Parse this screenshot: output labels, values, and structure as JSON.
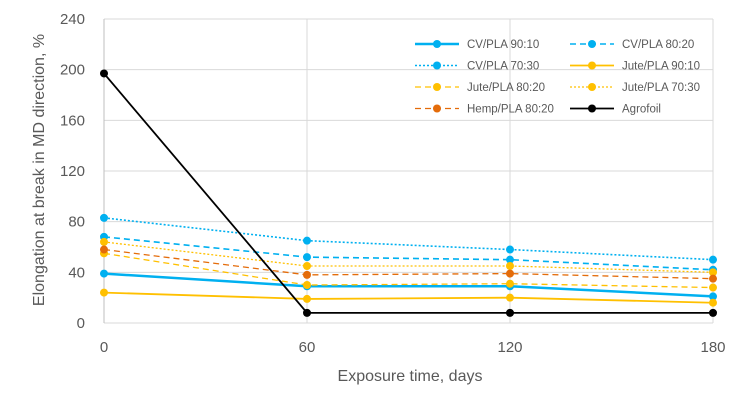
{
  "chart_data": {
    "type": "line",
    "title": "",
    "xlabel": "Exposure time, days",
    "ylabel": "Elongation at break in MD direction, %",
    "x": [
      0,
      60,
      120,
      180
    ],
    "xlim": [
      0,
      180
    ],
    "ylim": [
      0,
      240
    ],
    "xticks": [
      "0",
      "60",
      "120",
      "180"
    ],
    "yticks": [
      "0",
      "40",
      "80",
      "120",
      "160",
      "200",
      "240"
    ],
    "grid": true,
    "legend_position": "top-right",
    "series": [
      {
        "name": "CV/PLA 90:10",
        "values": [
          39,
          29,
          29,
          21
        ],
        "color": "#00B0F0",
        "line": "solid",
        "width": 2.5
      },
      {
        "name": "CV/PLA 80:20",
        "values": [
          68,
          52,
          50,
          42
        ],
        "color": "#00B0F0",
        "line": "dashed",
        "width": 1.6
      },
      {
        "name": "CV/PLA 70:30",
        "values": [
          83,
          65,
          58,
          50
        ],
        "color": "#00B0F0",
        "line": "dotted",
        "width": 1.6
      },
      {
        "name": "Jute/PLA 90:10",
        "values": [
          24,
          19,
          20,
          16
        ],
        "color": "#FFC000",
        "line": "solid",
        "width": 1.8
      },
      {
        "name": "Jute/PLA 80:20",
        "values": [
          55,
          30,
          31,
          28
        ],
        "color": "#FFC000",
        "line": "dashed",
        "width": 1.3
      },
      {
        "name": "Jute/PLA 70:30",
        "values": [
          64,
          45,
          45,
          40
        ],
        "color": "#FFC000",
        "line": "dotted",
        "width": 1.3
      },
      {
        "name": "Hemp/PLA 80:20",
        "values": [
          58,
          38,
          39,
          35
        ],
        "color": "#E46C0A",
        "line": "dashed",
        "width": 1.3
      },
      {
        "name": "Agrofoil",
        "values": [
          197,
          8,
          8,
          8
        ],
        "color": "#000000",
        "line": "solid",
        "width": 1.8
      }
    ]
  }
}
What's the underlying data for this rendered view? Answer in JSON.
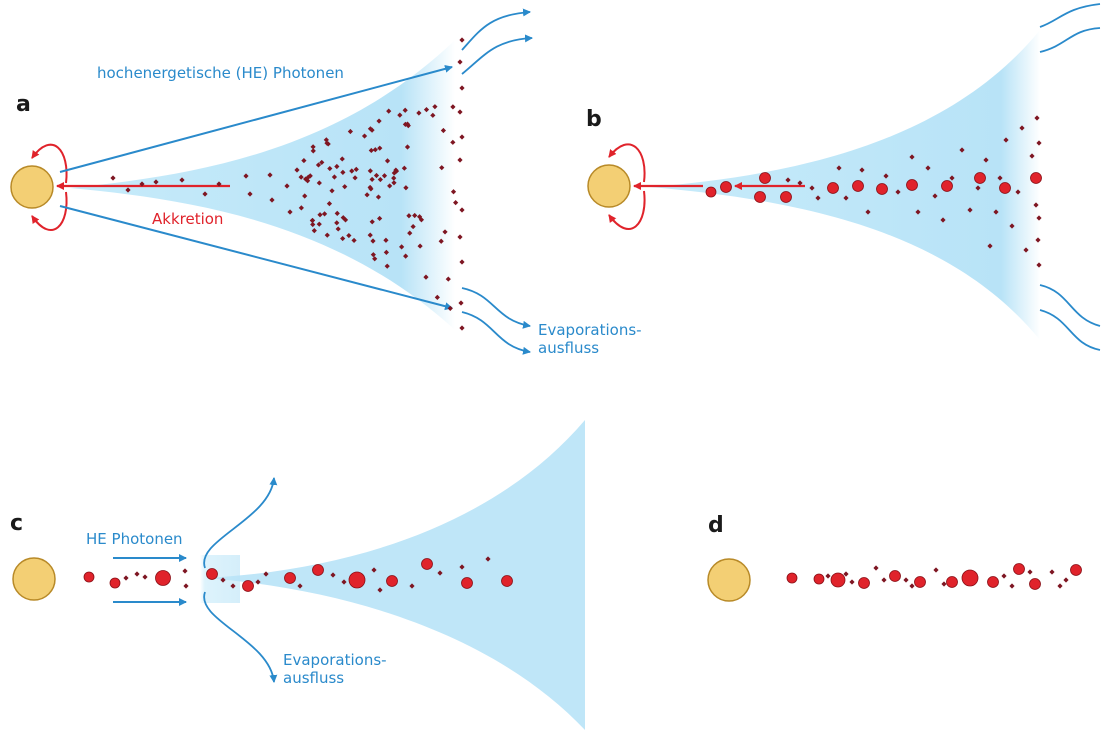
{
  "colors": {
    "disk": "#bfe6f8",
    "disk_edge": "#ffffff",
    "star_fill": "#f3cf74",
    "star_edge": "#b88a28",
    "blue_arrow": "#2a8acb",
    "red_arrow": "#e0232b",
    "small_dust": "#7e1622",
    "pebble": "#e0232b",
    "pebble_edge": "#8a0f16"
  },
  "icons": {
    "star": "star-circle",
    "arrow": "arrow-icon",
    "dust": "diamond-dot-icon",
    "pebble": "red-circle-icon"
  },
  "panels": {
    "a": {
      "letter": "a",
      "photon_label": "hochenergetische (HE) Photonen",
      "accretion_label": "Akkretion",
      "outflow_label_1": "Evaporations-",
      "outflow_label_2": "ausfluss"
    },
    "b": {
      "letter": "b"
    },
    "c": {
      "letter": "c",
      "photon_label": "HE Photonen",
      "outflow_label_1": "Evaporations-",
      "outflow_label_2": "ausfluss"
    },
    "d": {
      "letter": "d"
    }
  }
}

· · ·

### GOAL
List all lines holding the string "name".

### EXERCISE ANSWER
        "name": "CV/PLA 90:10",
        "name": "CV/PLA 80:20",
        "name": "CV/PLA 70:30",
        "name": "Jute/PLA 90:10",
        "name": "Jute/PLA 80:20",
        "name": "Jute/PLA 70:30",
        "name": "Hemp/PLA 80:20",
        "name": "Agrofoil",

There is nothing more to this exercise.